Of the lines in the entries below, state how many hold the word "being". Say nothing else.
>> START THE RECORDS
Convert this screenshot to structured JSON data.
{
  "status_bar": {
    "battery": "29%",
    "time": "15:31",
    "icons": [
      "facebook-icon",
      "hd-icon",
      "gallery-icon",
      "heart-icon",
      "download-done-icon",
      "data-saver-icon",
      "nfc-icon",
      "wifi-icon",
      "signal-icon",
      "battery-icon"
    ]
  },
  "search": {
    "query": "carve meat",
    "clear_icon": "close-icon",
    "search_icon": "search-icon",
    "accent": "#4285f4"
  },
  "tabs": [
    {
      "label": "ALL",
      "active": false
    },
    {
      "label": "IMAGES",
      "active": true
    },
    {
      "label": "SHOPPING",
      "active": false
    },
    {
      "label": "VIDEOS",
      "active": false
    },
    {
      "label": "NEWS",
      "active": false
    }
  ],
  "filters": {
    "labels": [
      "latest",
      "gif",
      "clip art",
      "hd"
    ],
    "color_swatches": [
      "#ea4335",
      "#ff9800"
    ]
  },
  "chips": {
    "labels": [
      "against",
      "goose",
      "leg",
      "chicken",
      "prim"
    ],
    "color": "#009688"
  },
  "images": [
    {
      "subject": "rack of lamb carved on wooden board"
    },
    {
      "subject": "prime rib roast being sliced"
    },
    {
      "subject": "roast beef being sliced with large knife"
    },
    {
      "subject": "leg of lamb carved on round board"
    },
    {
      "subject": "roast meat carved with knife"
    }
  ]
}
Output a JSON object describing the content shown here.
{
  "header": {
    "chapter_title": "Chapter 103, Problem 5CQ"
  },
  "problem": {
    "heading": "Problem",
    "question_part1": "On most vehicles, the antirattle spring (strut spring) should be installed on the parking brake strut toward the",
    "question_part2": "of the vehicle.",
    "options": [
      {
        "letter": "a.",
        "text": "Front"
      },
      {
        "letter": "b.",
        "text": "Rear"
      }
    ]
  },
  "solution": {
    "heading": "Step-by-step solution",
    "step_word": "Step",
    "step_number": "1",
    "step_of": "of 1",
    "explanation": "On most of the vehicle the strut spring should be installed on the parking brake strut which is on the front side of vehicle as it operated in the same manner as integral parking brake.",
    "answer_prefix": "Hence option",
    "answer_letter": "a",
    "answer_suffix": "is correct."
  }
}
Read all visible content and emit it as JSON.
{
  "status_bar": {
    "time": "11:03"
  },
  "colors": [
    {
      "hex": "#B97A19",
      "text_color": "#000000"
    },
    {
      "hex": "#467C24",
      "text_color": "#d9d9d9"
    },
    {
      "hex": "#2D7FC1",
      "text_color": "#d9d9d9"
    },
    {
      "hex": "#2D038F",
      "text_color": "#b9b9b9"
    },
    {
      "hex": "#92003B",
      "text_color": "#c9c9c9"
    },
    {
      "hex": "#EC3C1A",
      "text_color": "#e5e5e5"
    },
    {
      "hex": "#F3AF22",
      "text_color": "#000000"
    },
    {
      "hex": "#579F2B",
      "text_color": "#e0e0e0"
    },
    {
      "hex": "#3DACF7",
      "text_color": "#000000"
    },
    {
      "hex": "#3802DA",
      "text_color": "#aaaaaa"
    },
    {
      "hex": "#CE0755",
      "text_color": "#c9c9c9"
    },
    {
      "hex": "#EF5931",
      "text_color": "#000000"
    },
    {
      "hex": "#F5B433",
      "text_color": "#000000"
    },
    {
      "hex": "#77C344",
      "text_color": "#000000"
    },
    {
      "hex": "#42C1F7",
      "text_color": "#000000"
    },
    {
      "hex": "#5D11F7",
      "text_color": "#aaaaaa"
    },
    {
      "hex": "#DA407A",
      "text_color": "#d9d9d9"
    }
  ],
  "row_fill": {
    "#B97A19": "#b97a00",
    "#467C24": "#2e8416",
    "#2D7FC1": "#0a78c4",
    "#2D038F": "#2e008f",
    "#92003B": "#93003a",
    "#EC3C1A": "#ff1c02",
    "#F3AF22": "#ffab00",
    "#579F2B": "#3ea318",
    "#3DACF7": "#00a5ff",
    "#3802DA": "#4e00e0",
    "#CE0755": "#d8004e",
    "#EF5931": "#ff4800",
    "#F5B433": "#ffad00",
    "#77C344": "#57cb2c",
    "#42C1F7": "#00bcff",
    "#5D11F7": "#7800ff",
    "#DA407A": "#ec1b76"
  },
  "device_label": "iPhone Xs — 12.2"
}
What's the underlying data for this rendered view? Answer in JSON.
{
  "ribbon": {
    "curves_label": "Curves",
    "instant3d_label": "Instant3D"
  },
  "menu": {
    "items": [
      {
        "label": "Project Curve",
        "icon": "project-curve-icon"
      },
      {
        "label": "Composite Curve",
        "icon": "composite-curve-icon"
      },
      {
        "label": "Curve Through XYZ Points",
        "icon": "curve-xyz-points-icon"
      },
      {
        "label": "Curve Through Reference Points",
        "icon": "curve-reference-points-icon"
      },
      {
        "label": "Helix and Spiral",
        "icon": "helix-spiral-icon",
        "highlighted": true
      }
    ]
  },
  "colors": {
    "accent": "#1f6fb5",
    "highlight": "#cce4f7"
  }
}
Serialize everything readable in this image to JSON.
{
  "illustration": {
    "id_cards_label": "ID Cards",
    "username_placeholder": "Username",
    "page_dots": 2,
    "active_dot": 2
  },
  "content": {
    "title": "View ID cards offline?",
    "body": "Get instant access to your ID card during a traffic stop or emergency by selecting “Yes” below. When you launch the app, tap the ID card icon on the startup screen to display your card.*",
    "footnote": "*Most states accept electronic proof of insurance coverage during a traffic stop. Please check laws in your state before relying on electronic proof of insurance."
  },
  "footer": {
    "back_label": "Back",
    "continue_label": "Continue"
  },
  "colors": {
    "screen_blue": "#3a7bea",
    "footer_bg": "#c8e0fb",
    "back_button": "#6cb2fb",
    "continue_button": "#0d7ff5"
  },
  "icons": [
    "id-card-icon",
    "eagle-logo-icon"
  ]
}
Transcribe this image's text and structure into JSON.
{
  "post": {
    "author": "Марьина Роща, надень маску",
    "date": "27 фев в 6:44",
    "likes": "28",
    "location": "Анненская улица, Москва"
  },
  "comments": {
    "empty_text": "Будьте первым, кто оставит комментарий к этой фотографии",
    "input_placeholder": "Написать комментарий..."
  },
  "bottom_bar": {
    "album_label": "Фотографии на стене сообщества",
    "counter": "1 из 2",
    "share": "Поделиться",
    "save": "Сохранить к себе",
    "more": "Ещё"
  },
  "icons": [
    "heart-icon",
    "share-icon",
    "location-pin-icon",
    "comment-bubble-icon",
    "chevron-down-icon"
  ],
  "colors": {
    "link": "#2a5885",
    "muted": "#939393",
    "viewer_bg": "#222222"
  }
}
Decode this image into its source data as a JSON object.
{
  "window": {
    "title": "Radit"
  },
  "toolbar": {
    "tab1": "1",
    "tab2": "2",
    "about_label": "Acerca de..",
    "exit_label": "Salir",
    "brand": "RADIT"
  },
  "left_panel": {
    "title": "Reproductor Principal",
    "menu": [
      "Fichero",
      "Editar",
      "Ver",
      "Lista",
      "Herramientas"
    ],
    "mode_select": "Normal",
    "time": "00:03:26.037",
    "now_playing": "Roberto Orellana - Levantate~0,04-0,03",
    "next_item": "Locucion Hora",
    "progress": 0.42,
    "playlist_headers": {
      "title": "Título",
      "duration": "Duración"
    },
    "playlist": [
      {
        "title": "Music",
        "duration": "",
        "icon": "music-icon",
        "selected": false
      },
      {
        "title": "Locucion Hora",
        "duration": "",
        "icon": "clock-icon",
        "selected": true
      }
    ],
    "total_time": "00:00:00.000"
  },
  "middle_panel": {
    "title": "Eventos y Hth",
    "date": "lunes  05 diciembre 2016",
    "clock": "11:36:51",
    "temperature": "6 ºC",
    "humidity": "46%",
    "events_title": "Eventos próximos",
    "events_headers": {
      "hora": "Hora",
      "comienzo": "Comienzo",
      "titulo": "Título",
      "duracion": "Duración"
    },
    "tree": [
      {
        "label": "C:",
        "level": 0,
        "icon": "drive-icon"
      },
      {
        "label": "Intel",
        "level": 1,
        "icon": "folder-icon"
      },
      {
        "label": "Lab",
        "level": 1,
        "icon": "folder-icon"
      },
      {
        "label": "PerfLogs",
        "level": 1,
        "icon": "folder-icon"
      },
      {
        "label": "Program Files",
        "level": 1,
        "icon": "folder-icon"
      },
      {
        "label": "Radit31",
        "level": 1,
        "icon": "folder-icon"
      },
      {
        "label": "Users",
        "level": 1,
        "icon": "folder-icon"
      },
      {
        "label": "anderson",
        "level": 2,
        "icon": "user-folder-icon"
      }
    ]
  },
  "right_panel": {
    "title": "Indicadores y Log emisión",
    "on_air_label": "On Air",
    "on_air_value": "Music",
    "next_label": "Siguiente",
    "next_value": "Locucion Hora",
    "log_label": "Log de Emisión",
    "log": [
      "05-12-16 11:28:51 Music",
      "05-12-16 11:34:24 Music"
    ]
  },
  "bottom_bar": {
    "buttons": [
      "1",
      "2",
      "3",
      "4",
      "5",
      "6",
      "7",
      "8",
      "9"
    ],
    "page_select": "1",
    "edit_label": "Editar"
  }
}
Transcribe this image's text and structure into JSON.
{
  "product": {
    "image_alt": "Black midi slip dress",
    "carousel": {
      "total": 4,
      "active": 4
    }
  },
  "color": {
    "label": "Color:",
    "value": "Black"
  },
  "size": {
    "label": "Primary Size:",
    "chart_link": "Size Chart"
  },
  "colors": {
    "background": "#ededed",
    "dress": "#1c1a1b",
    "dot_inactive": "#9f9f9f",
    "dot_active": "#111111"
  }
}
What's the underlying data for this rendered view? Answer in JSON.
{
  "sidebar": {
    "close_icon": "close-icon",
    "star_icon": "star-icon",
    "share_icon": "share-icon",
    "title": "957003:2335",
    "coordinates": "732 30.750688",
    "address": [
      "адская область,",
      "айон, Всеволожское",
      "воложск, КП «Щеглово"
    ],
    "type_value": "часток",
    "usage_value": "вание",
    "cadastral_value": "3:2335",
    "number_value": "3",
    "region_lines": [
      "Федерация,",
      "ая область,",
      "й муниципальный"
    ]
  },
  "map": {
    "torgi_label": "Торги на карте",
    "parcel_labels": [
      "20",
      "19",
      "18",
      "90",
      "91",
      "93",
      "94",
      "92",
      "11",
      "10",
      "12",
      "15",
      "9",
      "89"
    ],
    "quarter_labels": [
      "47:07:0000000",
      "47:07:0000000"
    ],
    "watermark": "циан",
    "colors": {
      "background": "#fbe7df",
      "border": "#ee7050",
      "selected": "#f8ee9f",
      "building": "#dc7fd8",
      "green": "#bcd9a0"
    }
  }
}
>> END THE RECORDS
*SOLUTION BELOW*: 2